═══ INFORMATION SUPPLIED
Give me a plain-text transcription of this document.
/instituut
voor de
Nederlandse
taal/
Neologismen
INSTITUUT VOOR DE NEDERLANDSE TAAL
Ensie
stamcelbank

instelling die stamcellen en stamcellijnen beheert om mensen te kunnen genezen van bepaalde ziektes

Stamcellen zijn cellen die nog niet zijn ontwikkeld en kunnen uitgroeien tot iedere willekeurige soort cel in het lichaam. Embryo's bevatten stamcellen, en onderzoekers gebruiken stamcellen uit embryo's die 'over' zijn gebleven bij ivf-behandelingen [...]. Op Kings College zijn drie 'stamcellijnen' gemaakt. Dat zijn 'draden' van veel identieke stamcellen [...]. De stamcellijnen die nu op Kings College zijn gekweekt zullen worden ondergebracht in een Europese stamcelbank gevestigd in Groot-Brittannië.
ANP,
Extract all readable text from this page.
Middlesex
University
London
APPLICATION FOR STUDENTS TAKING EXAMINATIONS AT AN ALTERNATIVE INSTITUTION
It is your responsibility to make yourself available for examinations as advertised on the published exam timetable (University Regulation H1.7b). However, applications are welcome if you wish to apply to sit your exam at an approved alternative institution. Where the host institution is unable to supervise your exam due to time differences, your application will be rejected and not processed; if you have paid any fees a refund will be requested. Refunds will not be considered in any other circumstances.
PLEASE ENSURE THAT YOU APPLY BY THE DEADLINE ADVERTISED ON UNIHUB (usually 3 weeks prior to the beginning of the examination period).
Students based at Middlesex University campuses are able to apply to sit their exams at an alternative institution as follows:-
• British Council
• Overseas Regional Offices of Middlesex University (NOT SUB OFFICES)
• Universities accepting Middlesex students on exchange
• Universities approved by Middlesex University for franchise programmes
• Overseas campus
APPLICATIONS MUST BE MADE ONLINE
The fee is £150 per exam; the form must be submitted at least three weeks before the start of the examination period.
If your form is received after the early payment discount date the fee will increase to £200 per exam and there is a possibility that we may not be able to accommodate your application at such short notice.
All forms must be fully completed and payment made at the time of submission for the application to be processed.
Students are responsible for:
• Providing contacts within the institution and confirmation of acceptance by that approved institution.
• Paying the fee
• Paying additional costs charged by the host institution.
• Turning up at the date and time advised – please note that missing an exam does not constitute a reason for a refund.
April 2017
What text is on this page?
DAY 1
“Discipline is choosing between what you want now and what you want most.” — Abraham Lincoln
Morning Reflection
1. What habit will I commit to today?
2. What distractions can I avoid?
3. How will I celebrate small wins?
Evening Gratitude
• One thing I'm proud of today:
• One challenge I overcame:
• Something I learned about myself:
══════
PROBLEM DESCRIPTION
The word "your" may occur in lines of the records. Report how many such lines there are, giving only the number.

WRITTEN RESPONSE
2